— Start of RECORDS TO PROCESS —

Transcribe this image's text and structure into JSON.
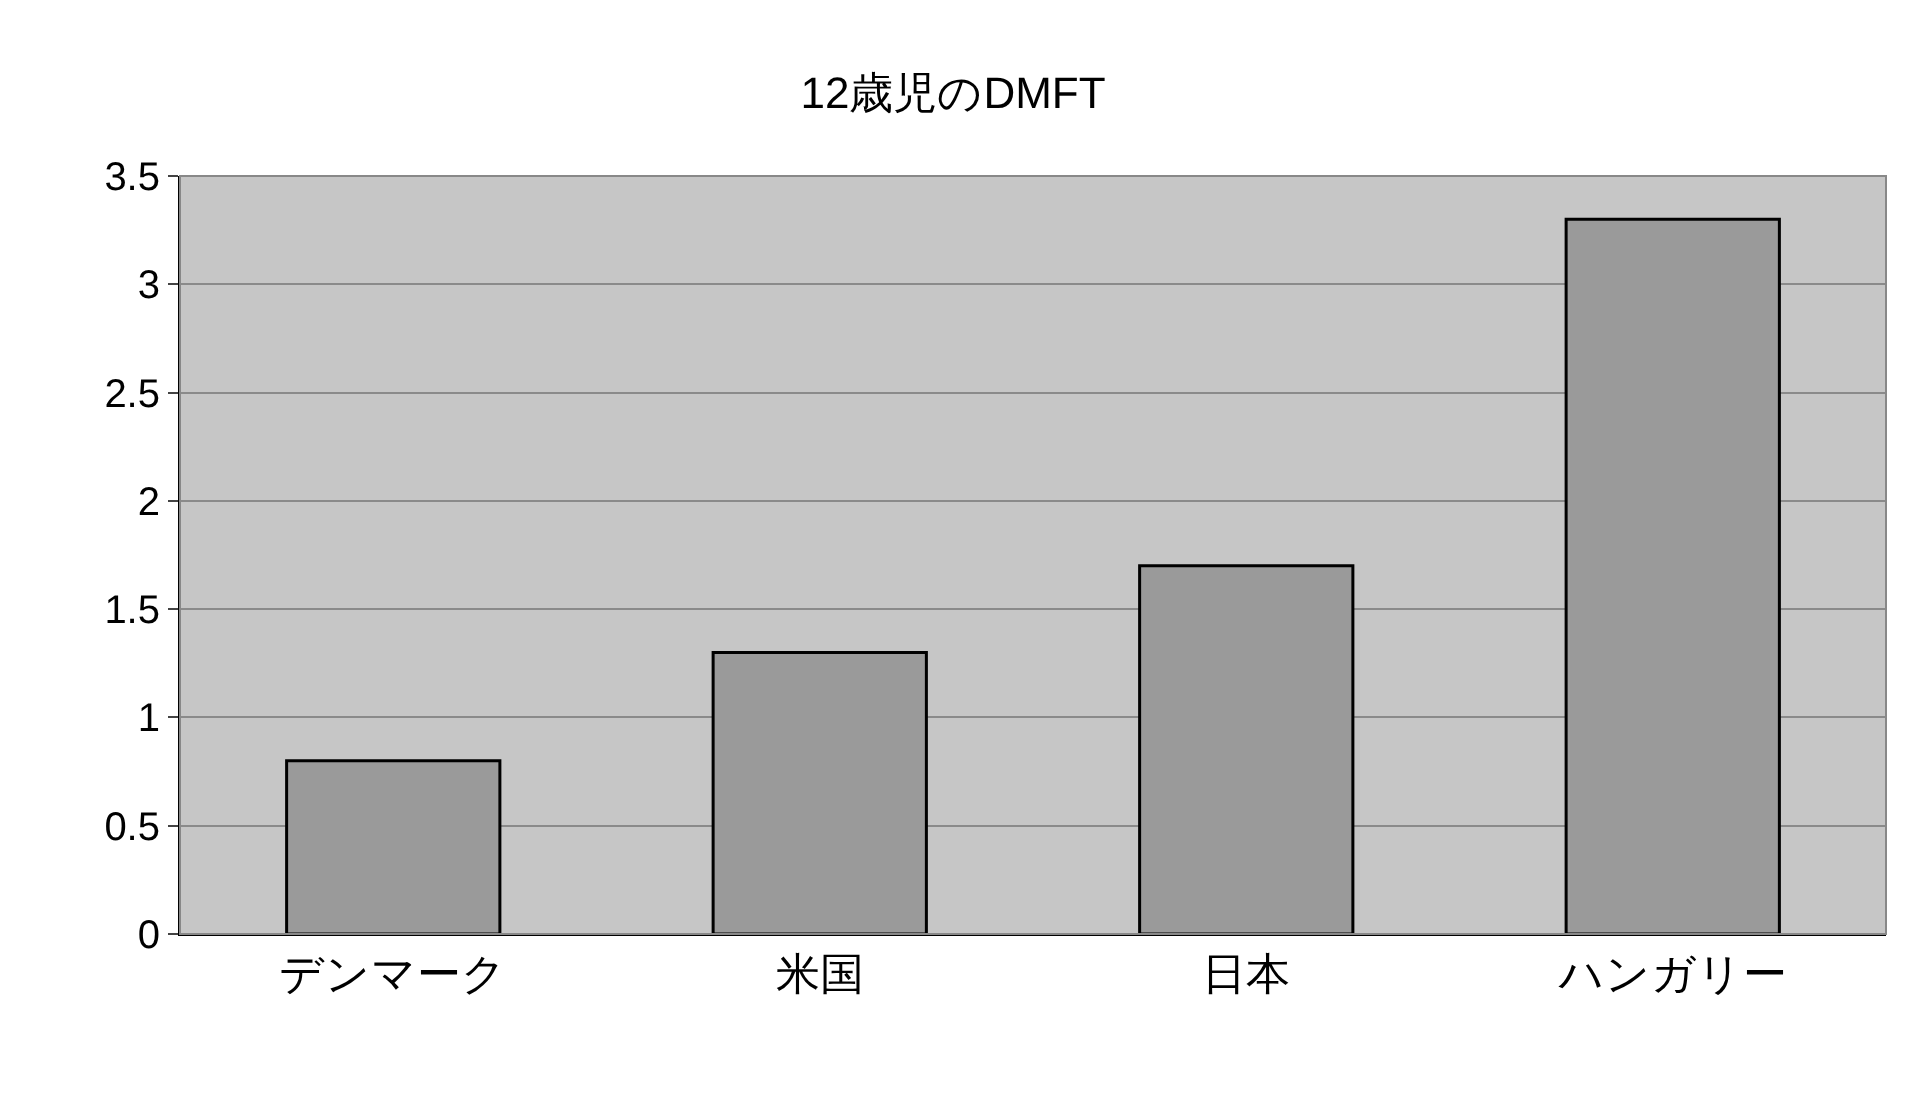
{
  "chart_data": {
    "type": "bar",
    "title": "12歳児のDMFT",
    "categories": [
      "デンマーク",
      "米国",
      "日本",
      "ハンガリー"
    ],
    "values": [
      0.8,
      1.3,
      1.7,
      3.3
    ],
    "color": "#9a9a9a",
    "ylim": [
      0,
      3.5
    ],
    "yticks": [
      0,
      0.5,
      1,
      1.5,
      2,
      2.5,
      3,
      3.5
    ],
    "grid": "y",
    "legend": false
  }
}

— End of RECORDS TO PROCESS —

» **GIVEN PROBLEM**
Retype each record exactly as it stands, but do not include the pictures.

» **COMPLETED TASK**
Transcribe this image's text and structure into JSON.
{
  "chart_data": {
    "type": "bar",
    "title": "12歳児のDMFT",
    "categories": [
      "デンマーク",
      "米国",
      "日本",
      "ハンガリー"
    ],
    "values": [
      0.8,
      1.3,
      1.7,
      3.3
    ],
    "color": "#9a9a9a",
    "ylim": [
      0,
      3.5
    ],
    "yticks": [
      0,
      0.5,
      1,
      1.5,
      2,
      2.5,
      3,
      3.5
    ],
    "grid": "y",
    "legend": false
  }
}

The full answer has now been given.